» AVAILABLE RECORDS
::::
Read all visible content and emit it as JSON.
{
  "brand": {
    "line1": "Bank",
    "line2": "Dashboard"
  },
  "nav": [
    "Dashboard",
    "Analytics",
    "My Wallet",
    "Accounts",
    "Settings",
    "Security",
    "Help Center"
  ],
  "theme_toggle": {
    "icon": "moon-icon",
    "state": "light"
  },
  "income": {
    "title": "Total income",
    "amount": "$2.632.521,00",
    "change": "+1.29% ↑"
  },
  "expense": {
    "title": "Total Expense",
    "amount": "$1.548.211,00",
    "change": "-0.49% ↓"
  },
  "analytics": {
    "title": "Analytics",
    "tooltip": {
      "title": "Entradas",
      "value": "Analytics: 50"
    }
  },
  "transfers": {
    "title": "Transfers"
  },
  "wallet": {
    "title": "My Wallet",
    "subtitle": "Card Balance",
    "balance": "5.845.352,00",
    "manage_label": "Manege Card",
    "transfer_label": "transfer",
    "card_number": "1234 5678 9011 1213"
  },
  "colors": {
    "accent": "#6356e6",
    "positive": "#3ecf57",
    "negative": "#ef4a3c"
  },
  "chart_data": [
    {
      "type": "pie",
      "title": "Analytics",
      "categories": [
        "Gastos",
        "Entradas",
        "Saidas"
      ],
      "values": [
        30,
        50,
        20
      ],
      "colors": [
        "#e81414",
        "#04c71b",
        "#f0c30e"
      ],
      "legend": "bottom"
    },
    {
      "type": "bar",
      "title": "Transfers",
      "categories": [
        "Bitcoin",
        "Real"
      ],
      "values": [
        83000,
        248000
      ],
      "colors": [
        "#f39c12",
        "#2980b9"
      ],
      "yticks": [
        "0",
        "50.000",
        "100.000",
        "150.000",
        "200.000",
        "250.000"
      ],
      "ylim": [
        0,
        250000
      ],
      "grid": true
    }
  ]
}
::::
» EXERCISE DETAILS
Transcribe all of the entries without altering anything.

» COMPLETE RESPONSE
Read all visible content and emit it as JSON.
{
  "brand": {
    "line1": "Bank",
    "line2": "Dashboard"
  },
  "nav": [
    "Dashboard",
    "Analytics",
    "My Wallet",
    "Accounts",
    "Settings",
    "Security",
    "Help Center"
  ],
  "theme_toggle": {
    "icon": "moon-icon",
    "state": "light"
  },
  "income": {
    "title": "Total income",
    "amount": "$2.632.521,00",
    "change": "+1.29% ↑"
  },
  "expense": {
    "title": "Total Expense",
    "amount": "$1.548.211,00",
    "change": "-0.49% ↓"
  },
  "analytics": {
    "title": "Analytics",
    "tooltip": {
      "title": "Entradas",
      "value": "Analytics: 50"
    }
  },
  "transfers": {
    "title": "Transfers"
  },
  "wallet": {
    "title": "My Wallet",
    "subtitle": "Card Balance",
    "balance": "5.845.352,00",
    "manage_label": "Manege Card",
    "transfer_label": "transfer",
    "card_number": "1234 5678 9011 1213"
  },
  "colors": {
    "accent": "#6356e6",
    "positive": "#3ecf57",
    "negative": "#ef4a3c"
  },
  "chart_data": [
    {
      "type": "pie",
      "title": "Analytics",
      "categories": [
        "Gastos",
        "Entradas",
        "Saidas"
      ],
      "values": [
        30,
        50,
        20
      ],
      "colors": [
        "#e81414",
        "#04c71b",
        "#f0c30e"
      ],
      "legend": "bottom"
    },
    {
      "type": "bar",
      "title": "Transfers",
      "categories": [
        "Bitcoin",
        "Real"
      ],
      "values": [
        83000,
        248000
      ],
      "colors": [
        "#f39c12",
        "#2980b9"
      ],
      "yticks": [
        "0",
        "50.000",
        "100.000",
        "150.000",
        "200.000",
        "250.000"
      ],
      "ylim": [
        0,
        250000
      ],
      "grid": true
    }
  ]
}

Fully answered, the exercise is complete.